— begin —

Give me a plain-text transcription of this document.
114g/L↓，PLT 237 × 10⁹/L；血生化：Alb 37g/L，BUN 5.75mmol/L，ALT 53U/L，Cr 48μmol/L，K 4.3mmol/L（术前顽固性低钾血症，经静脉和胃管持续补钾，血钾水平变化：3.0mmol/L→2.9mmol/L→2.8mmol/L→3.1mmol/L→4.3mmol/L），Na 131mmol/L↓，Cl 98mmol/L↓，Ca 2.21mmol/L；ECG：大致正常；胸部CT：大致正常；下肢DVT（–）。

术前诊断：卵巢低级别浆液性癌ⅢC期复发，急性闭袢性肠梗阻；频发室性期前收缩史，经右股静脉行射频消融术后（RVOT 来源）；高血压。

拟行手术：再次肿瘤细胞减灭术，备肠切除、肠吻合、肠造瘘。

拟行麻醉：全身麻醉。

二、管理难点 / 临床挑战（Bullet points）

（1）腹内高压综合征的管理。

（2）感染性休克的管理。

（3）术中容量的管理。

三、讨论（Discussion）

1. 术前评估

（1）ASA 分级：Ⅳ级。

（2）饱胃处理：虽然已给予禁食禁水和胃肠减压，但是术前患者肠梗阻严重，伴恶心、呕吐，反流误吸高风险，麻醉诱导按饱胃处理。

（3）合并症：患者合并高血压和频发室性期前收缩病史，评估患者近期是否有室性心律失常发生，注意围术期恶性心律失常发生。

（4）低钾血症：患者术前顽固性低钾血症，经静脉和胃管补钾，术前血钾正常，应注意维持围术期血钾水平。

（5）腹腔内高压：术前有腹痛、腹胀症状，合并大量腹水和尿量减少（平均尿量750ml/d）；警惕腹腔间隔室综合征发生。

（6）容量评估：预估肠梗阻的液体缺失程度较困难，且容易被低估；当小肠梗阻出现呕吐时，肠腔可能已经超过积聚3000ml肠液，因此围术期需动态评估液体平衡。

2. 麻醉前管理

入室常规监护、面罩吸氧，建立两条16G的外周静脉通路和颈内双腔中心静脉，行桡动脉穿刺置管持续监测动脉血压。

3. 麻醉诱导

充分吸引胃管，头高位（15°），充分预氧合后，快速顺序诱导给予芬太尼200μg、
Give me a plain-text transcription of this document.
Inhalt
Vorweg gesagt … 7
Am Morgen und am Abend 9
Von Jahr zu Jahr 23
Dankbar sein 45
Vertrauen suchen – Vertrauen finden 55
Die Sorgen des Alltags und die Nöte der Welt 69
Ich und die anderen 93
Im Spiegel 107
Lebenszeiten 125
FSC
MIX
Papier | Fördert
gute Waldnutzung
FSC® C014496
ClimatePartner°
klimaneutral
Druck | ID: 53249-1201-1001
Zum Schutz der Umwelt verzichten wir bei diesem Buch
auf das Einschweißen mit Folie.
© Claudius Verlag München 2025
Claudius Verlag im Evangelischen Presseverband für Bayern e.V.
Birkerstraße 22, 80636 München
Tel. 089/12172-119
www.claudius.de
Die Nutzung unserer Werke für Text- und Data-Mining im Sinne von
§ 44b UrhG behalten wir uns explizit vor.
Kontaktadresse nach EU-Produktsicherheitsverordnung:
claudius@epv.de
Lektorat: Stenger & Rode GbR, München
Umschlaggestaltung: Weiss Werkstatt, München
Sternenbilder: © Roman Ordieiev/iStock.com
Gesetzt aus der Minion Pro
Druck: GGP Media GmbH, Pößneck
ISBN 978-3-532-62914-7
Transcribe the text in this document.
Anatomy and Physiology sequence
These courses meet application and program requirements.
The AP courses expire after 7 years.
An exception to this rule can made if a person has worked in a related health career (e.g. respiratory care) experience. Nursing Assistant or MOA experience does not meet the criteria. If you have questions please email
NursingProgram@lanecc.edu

— end —

SET PROBLEM →
Read the entries and pick out all lines that include the word "Druck".

TASK RESPONSE →
Druck | ID: 53249-1201-1001
Druck: GGP Media GmbH, Pößneck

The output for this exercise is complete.